(Element location data)
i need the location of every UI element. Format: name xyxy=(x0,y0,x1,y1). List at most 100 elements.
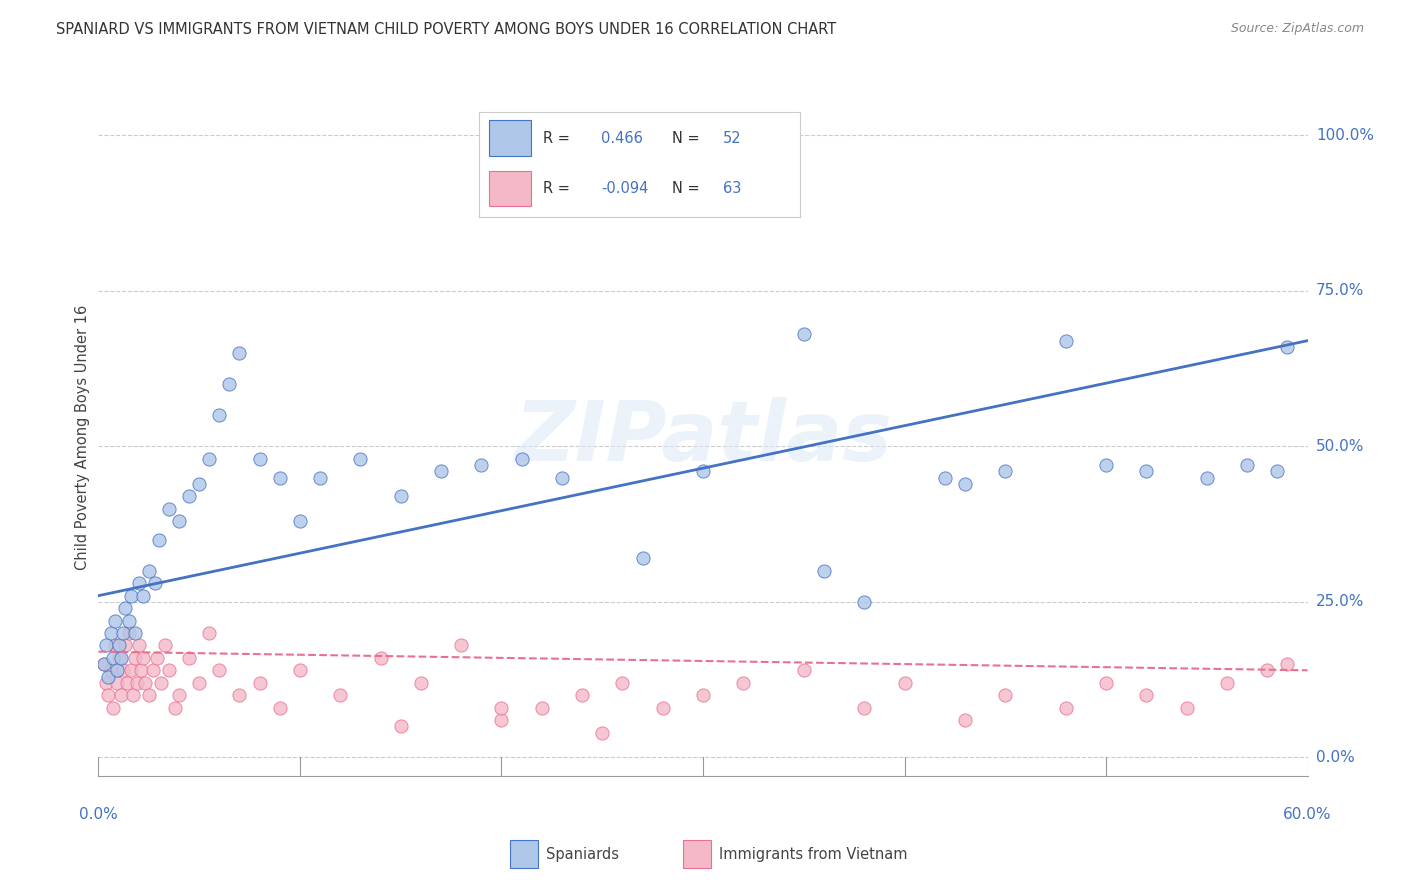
Point xyxy=(329,688,352,702)
Point xyxy=(1095,458,1118,472)
Point xyxy=(853,595,876,609)
Point xyxy=(491,713,513,727)
Point xyxy=(103,614,125,628)
Point xyxy=(813,564,835,578)
Point xyxy=(115,675,138,690)
Point xyxy=(110,688,132,702)
Point xyxy=(208,409,231,423)
Point xyxy=(612,675,634,690)
Point xyxy=(167,688,190,702)
Point xyxy=(111,626,134,640)
Point xyxy=(100,626,122,640)
Point xyxy=(994,688,1017,702)
Point xyxy=(692,464,714,478)
Point xyxy=(1175,700,1198,714)
Point xyxy=(198,626,221,640)
Point xyxy=(134,675,156,690)
Point xyxy=(934,470,956,484)
Point xyxy=(120,589,142,603)
Point xyxy=(101,651,124,665)
Point xyxy=(651,700,673,714)
Text: 0.0%: 0.0% xyxy=(79,806,118,822)
Point xyxy=(349,451,371,466)
Point xyxy=(148,533,170,547)
Point xyxy=(118,614,141,628)
Point xyxy=(389,719,412,733)
Point xyxy=(105,663,128,677)
Point xyxy=(510,451,533,466)
Point xyxy=(128,576,150,591)
Point xyxy=(793,663,815,677)
Point xyxy=(631,551,654,566)
Point xyxy=(450,639,472,653)
Point xyxy=(146,651,169,665)
Point xyxy=(1135,688,1157,702)
Point xyxy=(114,639,136,653)
Point xyxy=(208,663,231,677)
Point xyxy=(125,675,148,690)
Point xyxy=(288,663,311,677)
Bar xyxy=(683,840,711,868)
Point xyxy=(269,470,291,484)
Point xyxy=(470,458,492,472)
Point xyxy=(157,663,180,677)
Text: Source: ZipAtlas.com: Source: ZipAtlas.com xyxy=(1230,22,1364,36)
Point xyxy=(1054,700,1077,714)
Point xyxy=(97,688,120,702)
Point xyxy=(138,564,160,578)
Point xyxy=(103,639,125,653)
Point xyxy=(153,639,176,653)
Point xyxy=(733,675,755,690)
Point xyxy=(491,700,513,714)
Point xyxy=(1265,464,1288,478)
Point xyxy=(124,651,146,665)
Point xyxy=(1054,334,1077,348)
Point xyxy=(409,675,432,690)
Point xyxy=(163,700,186,714)
Point xyxy=(121,688,143,702)
Point xyxy=(143,576,166,591)
Point xyxy=(100,663,122,677)
Point xyxy=(1277,657,1299,671)
Point xyxy=(188,476,211,491)
Point xyxy=(793,327,815,342)
Point xyxy=(149,675,172,690)
Text: 60.0%: 60.0% xyxy=(1284,806,1331,822)
Point xyxy=(853,700,876,714)
Point xyxy=(107,639,129,653)
Point xyxy=(288,514,311,528)
Point xyxy=(118,626,141,640)
Point xyxy=(132,589,155,603)
Text: 0.0%: 0.0% xyxy=(1316,750,1354,764)
Text: 75.0%: 75.0% xyxy=(1316,284,1364,299)
Point xyxy=(228,688,250,702)
Text: Spaniards: Spaniards xyxy=(546,847,619,862)
Point xyxy=(228,346,250,360)
Text: SPANIARD VS IMMIGRANTS FROM VIETNAM CHILD POVERTY AMONG BOYS UNDER 16 CORRELATIO: SPANIARD VS IMMIGRANTS FROM VIETNAM CHIL… xyxy=(56,22,837,37)
Text: 50.0%: 50.0% xyxy=(1316,439,1364,454)
Point xyxy=(114,601,136,615)
Point xyxy=(994,464,1017,478)
Point xyxy=(179,651,201,665)
Point xyxy=(142,663,165,677)
Point xyxy=(309,470,332,484)
Point xyxy=(110,651,132,665)
Point xyxy=(132,651,155,665)
Point xyxy=(128,639,150,653)
Point xyxy=(249,451,271,466)
Point xyxy=(124,626,146,640)
Y-axis label: Child Poverty Among Boys Under 16: Child Poverty Among Boys Under 16 xyxy=(75,304,90,570)
Point xyxy=(120,663,142,677)
Point xyxy=(138,688,160,702)
Point xyxy=(97,669,120,683)
Point xyxy=(188,675,211,690)
Point xyxy=(1256,663,1278,677)
Point xyxy=(1135,464,1157,478)
Point xyxy=(953,476,976,491)
Text: 100.0%: 100.0% xyxy=(1316,128,1374,143)
Point xyxy=(179,489,201,503)
Point xyxy=(953,713,976,727)
Point xyxy=(249,675,271,690)
Point xyxy=(157,501,180,516)
Bar xyxy=(510,840,537,868)
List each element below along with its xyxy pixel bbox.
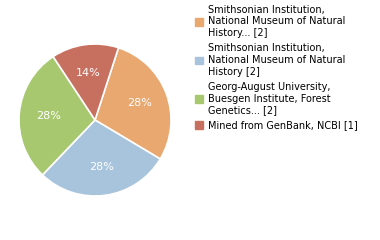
Text: 28%: 28%: [127, 98, 152, 108]
Wedge shape: [19, 57, 95, 175]
Wedge shape: [53, 44, 119, 120]
Legend: Smithsonian Institution,
National Museum of Natural
History... [2], Smithsonian : Smithsonian Institution, National Museum…: [195, 5, 357, 131]
Wedge shape: [43, 120, 160, 196]
Text: 28%: 28%: [89, 162, 114, 172]
Wedge shape: [95, 48, 171, 159]
Text: 28%: 28%: [36, 111, 60, 121]
Text: 14%: 14%: [76, 68, 101, 78]
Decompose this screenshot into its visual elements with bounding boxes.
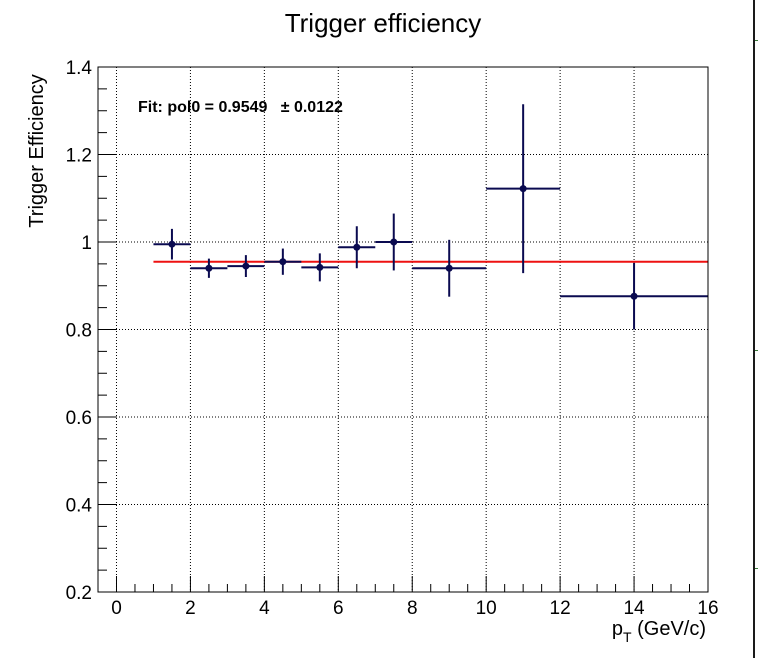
- window-edge-marker: [755, 568, 758, 569]
- chart-title: Trigger efficiency: [285, 8, 482, 38]
- data-marker: [353, 243, 361, 251]
- data-marker: [316, 263, 324, 271]
- y-tick-label: 1: [81, 233, 92, 254]
- data-marker: [242, 262, 250, 270]
- y-tick-label: 0.6: [66, 408, 92, 429]
- data-marker: [390, 238, 398, 246]
- data-point: [560, 263, 708, 330]
- data-point: [338, 226, 376, 269]
- x-axis-label: pT (GeV/c): [612, 618, 706, 645]
- data-point: [412, 239, 487, 297]
- y-tick-label: 0.2: [66, 583, 92, 604]
- data-marker: [279, 258, 287, 266]
- x-tick-label: 14: [623, 598, 645, 619]
- data-marker: [445, 264, 453, 272]
- data-point: [486, 104, 561, 274]
- window-edge-marker: [755, 350, 758, 351]
- data-marker: [519, 185, 527, 193]
- data-point: [227, 255, 265, 277]
- x-tick-label: 8: [407, 598, 418, 619]
- x-axis-label-p: p: [612, 618, 623, 640]
- x-axis-label-units: (GeV/c): [632, 618, 706, 640]
- window-edge-divider: [753, 0, 755, 658]
- x-tick-label: 16: [697, 598, 718, 619]
- y-tick-label: 0.8: [66, 321, 92, 342]
- data-point: [153, 228, 191, 260]
- data-point: [264, 248, 302, 275]
- data-point: [190, 258, 228, 278]
- y-tick-label: 1.4: [66, 58, 93, 79]
- window-edge-marker: [755, 40, 758, 41]
- y-axis-label: Trigger Efficiency: [26, 74, 48, 227]
- x-tick-label: 10: [476, 598, 497, 619]
- grid-lines: [98, 67, 708, 592]
- x-tick-label: 12: [550, 598, 571, 619]
- fit-result-label: Fit: pol0 = 0.9549 ± 0.0122: [138, 99, 343, 116]
- data-point: [301, 253, 339, 282]
- data-marker: [168, 240, 176, 248]
- x-tick-label: 6: [333, 598, 344, 619]
- x-tick-label: 0: [111, 598, 122, 619]
- data-marker: [630, 292, 638, 300]
- x-tick-label: 2: [185, 598, 196, 619]
- data-point: [375, 213, 413, 271]
- x-tick-label: 4: [259, 598, 270, 619]
- data-points-layer: [153, 104, 708, 330]
- axes-ticks: 0 2 4 6 8 10 12 14 16 0.2 0.4 0.6 0.8 1 1.2 1.4: [66, 58, 719, 619]
- x-axis-label-subscript: T: [623, 629, 632, 645]
- y-tick-label: 0.4: [66, 496, 93, 517]
- data-marker: [205, 264, 213, 272]
- y-tick-label: 1.2: [66, 146, 92, 167]
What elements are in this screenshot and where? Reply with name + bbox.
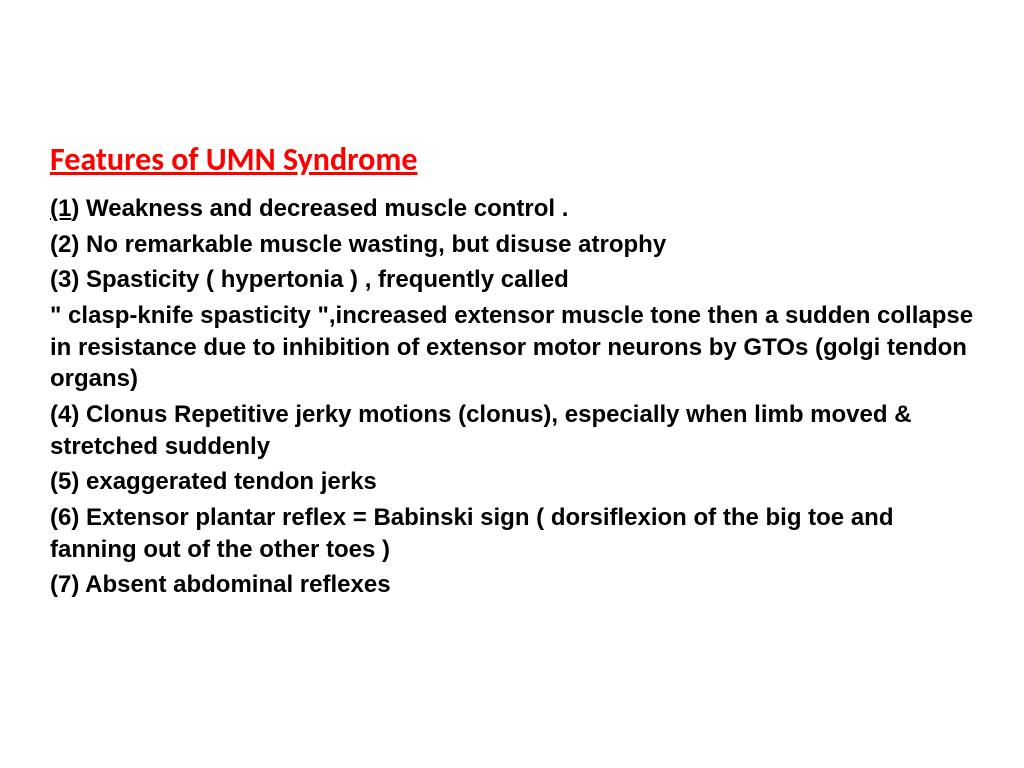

(WORK REQUIRED): Could you copy out all the records above word for word, leaving the pictures out?

(COMPLETE RESPONSE):
i need the location of every UI element. Format: name xyxy=(x0,y0,x1,y1). List at most 100 elements.
Point xyxy=(329,688,352,702)
Point xyxy=(1095,458,1118,472)
Point xyxy=(853,595,876,609)
Point xyxy=(491,713,513,727)
Point xyxy=(103,614,125,628)
Point xyxy=(813,564,835,578)
Point xyxy=(115,675,138,690)
Point xyxy=(110,688,132,702)
Point xyxy=(208,409,231,423)
Point xyxy=(612,675,634,690)
Point xyxy=(167,688,190,702)
Point xyxy=(111,626,134,640)
Point xyxy=(100,626,122,640)
Point xyxy=(994,688,1017,702)
Point xyxy=(692,464,714,478)
Point xyxy=(1175,700,1198,714)
Point xyxy=(198,626,221,640)
Point xyxy=(134,675,156,690)
Point xyxy=(934,470,956,484)
Point xyxy=(120,589,142,603)
Point xyxy=(101,651,124,665)
Point xyxy=(651,700,673,714)
Text: 0.0%: 0.0% xyxy=(79,806,118,822)
Point xyxy=(349,451,371,466)
Point xyxy=(148,533,170,547)
Point xyxy=(118,614,141,628)
Point xyxy=(389,719,412,733)
Point xyxy=(105,663,128,677)
Point xyxy=(510,451,533,466)
Point xyxy=(128,576,150,591)
Point xyxy=(793,663,815,677)
Point xyxy=(631,551,654,566)
Point xyxy=(450,639,472,653)
Point xyxy=(146,651,169,665)
Point xyxy=(1135,688,1157,702)
Point xyxy=(114,639,136,653)
Point xyxy=(208,663,231,677)
Point xyxy=(125,675,148,690)
Point xyxy=(288,663,311,677)
Bar xyxy=(683,840,711,868)
Point xyxy=(269,470,291,484)
Point xyxy=(470,458,492,472)
Point xyxy=(157,663,180,677)
Text: Source: ZipAtlas.com: Source: ZipAtlas.com xyxy=(1230,22,1364,36)
Point xyxy=(1054,700,1077,714)
Point xyxy=(97,688,120,702)
Point xyxy=(138,564,160,578)
Point xyxy=(103,639,125,653)
Point xyxy=(153,639,176,653)
Point xyxy=(733,675,755,690)
Point xyxy=(491,700,513,714)
Point xyxy=(1265,464,1288,478)
Point xyxy=(124,651,146,665)
Point xyxy=(1054,334,1077,348)
Point xyxy=(409,675,432,690)
Point xyxy=(163,700,186,714)
Point xyxy=(121,688,143,702)
Point xyxy=(143,576,166,591)
Point xyxy=(100,663,122,677)
Point xyxy=(1277,657,1299,671)
Point xyxy=(188,476,211,491)
Point xyxy=(793,327,815,342)
Point xyxy=(149,675,172,690)
Text: 60.0%: 60.0% xyxy=(1284,806,1331,822)
Point xyxy=(853,700,876,714)
Point xyxy=(107,639,129,653)
Point xyxy=(288,514,311,528)
Point xyxy=(118,626,141,640)
Point xyxy=(132,589,155,603)
Text: 0.0%: 0.0% xyxy=(1316,750,1354,764)
Text: 75.0%: 75.0% xyxy=(1316,284,1364,299)
Point xyxy=(228,688,250,702)
Text: Spaniards: Spaniards xyxy=(546,847,619,862)
Point xyxy=(228,346,250,360)
Text: SPANIARD VS IMMIGRANTS FROM VIETNAM CHILD POVERTY AMONG BOYS UNDER 16 CORRELATIO: SPANIARD VS IMMIGRANTS FROM VIETNAM CHIL… xyxy=(56,22,837,37)
Text: 50.0%: 50.0% xyxy=(1316,439,1364,454)
Point xyxy=(114,601,136,615)
Point xyxy=(994,464,1017,478)
Point xyxy=(179,651,201,665)
Point xyxy=(142,663,165,677)
Point xyxy=(309,470,332,484)
Point xyxy=(110,651,132,665)
Point xyxy=(132,651,155,665)
Point xyxy=(128,639,150,653)
Point xyxy=(249,451,271,466)
Point xyxy=(124,626,146,640)
Y-axis label: Child Poverty Among Boys Under 16: Child Poverty Among Boys Under 16 xyxy=(75,304,90,570)
Point xyxy=(120,663,142,677)
Point xyxy=(138,688,160,702)
Point xyxy=(97,669,120,683)
Point xyxy=(188,675,211,690)
Point xyxy=(1256,663,1278,677)
Point xyxy=(1135,464,1157,478)
Point xyxy=(953,476,976,491)
Text: 100.0%: 100.0% xyxy=(1316,128,1374,143)
Point xyxy=(179,489,201,503)
Point xyxy=(953,713,976,727)
Point xyxy=(249,675,271,690)
Point xyxy=(157,501,180,516)
Bar xyxy=(510,840,537,868)
List each element below along with its xyxy pixel bbox.
Text: 28%: 28%: [127, 98, 152, 108]
Wedge shape: [19, 57, 95, 175]
Wedge shape: [53, 44, 119, 120]
Legend: Smithsonian Institution,
National Museum of Natural
History... [2], Smithsonian : Smithsonian Institution, National Museum…: [195, 5, 357, 131]
Wedge shape: [43, 120, 160, 196]
Text: 28%: 28%: [89, 162, 114, 172]
Wedge shape: [95, 48, 171, 159]
Text: 28%: 28%: [36, 111, 60, 121]
Text: 14%: 14%: [76, 68, 101, 78]
Decompose this screenshot into its visual elements with bounding boxes.
- window-edge-marker: [755, 568, 758, 569]
- chart-title: Trigger efficiency: [285, 8, 482, 38]
- data-marker: [353, 243, 361, 251]
- data-marker: [316, 263, 324, 271]
- y-tick-label: 1: [81, 233, 92, 254]
- data-marker: [242, 262, 250, 270]
- y-tick-label: 0.6: [66, 408, 92, 429]
- data-marker: [390, 238, 398, 246]
- data-point: [560, 263, 708, 330]
- data-point: [338, 226, 376, 269]
- x-axis-label: pT (GeV/c): [612, 618, 706, 645]
- data-point: [412, 239, 487, 297]
- y-tick-label: 0.2: [66, 583, 92, 604]
- data-marker: [279, 258, 287, 266]
- x-tick-label: 14: [623, 598, 645, 619]
- data-marker: [445, 264, 453, 272]
- data-point: [486, 104, 561, 274]
- window-edge-marker: [755, 350, 758, 351]
- data-marker: [519, 185, 527, 193]
- data-point: [227, 255, 265, 277]
- x-tick-label: 8: [407, 598, 418, 619]
- x-axis-label-p: p: [612, 618, 623, 640]
- x-axis-label-units: (GeV/c): [632, 618, 706, 640]
- window-edge-divider: [753, 0, 755, 658]
- x-tick-label: 16: [697, 598, 718, 619]
- y-tick-label: 0.8: [66, 321, 92, 342]
- data-point: [153, 228, 191, 260]
- data-point: [264, 248, 302, 275]
- data-point: [190, 258, 228, 278]
- y-tick-label: 1.4: [66, 58, 93, 79]
- window-edge-marker: [755, 40, 758, 41]
- y-axis-label: Trigger Efficiency: [26, 74, 48, 227]
- x-tick-label: 10: [476, 598, 497, 619]
- grid-lines: [98, 67, 708, 592]
- x-tick-label: 12: [550, 598, 571, 619]
- fit-result-label: Fit: pol0 = 0.9549 ± 0.0122: [138, 99, 343, 116]
- data-point: [301, 253, 339, 282]
- data-marker: [168, 240, 176, 248]
- x-tick-label: 6: [333, 598, 344, 619]
- x-tick-label: 0: [111, 598, 122, 619]
- data-marker: [630, 292, 638, 300]
- x-tick-label: 2: [185, 598, 196, 619]
- data-point: [375, 213, 413, 271]
- x-tick-label: 4: [259, 598, 270, 619]
- data-points-layer: [153, 104, 708, 330]
- axes-ticks: 0 2 4 6 8 10 12 14 16 0.2 0.4 0.6 0.8 1 1.2 1.4: [66, 58, 719, 619]
- x-axis-label-subscript: T: [623, 629, 632, 645]
- y-tick-label: 0.4: [66, 496, 93, 517]
- data-marker: [205, 264, 213, 272]
- y-tick-label: 1.2: [66, 146, 92, 167]
What elements are in this screenshot and where? Reply with name + bbox.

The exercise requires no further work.